Stated problem ->
Scan the material below for lines with the word "timestamp" and report how many there are, with nothing added.

Records shown ->
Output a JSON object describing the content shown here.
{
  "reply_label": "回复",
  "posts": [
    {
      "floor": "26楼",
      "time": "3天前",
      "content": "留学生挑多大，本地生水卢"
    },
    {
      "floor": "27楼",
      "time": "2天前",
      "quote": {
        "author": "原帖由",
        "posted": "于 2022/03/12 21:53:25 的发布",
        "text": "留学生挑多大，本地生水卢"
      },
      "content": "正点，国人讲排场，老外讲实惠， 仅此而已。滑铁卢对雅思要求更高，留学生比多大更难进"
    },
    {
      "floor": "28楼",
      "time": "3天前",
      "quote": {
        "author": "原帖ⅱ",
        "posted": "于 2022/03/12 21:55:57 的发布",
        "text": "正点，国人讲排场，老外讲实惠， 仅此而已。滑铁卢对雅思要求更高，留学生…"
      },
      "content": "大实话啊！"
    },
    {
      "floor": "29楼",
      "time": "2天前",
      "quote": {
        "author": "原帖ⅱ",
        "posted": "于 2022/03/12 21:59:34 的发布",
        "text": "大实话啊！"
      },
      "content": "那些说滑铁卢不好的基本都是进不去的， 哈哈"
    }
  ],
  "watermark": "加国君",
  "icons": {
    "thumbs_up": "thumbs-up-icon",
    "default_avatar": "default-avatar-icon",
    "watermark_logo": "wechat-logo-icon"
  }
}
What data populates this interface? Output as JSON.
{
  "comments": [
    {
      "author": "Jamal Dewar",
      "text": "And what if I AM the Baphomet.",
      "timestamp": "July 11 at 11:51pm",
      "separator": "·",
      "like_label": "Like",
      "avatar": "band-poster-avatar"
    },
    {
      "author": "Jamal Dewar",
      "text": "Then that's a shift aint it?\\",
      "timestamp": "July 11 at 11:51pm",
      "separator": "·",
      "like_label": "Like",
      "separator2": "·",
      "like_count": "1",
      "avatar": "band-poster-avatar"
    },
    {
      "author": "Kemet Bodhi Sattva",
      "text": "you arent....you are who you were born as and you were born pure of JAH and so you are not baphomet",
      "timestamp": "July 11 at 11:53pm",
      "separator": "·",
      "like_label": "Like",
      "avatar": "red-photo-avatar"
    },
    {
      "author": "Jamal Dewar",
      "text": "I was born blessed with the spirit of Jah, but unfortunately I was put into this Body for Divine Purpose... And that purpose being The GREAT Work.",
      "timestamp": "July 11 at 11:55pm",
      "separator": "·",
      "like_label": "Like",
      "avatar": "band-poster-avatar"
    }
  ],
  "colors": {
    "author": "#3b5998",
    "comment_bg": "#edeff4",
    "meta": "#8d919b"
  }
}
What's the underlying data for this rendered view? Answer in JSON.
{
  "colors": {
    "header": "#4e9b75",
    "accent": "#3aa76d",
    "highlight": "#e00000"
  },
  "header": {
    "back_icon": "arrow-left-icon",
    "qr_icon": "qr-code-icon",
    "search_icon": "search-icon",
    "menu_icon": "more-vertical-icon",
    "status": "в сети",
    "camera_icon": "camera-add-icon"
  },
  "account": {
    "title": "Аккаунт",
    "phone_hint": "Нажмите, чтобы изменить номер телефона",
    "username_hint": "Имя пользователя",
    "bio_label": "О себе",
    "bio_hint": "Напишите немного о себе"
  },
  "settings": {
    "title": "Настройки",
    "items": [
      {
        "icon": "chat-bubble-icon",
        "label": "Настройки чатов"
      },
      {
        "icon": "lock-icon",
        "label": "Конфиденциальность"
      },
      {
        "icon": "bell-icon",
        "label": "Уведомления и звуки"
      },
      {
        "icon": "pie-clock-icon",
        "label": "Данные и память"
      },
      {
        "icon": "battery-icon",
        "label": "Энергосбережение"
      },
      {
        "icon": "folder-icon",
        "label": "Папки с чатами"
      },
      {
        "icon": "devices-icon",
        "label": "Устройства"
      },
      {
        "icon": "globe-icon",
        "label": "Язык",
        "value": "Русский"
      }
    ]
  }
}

The reply ->
4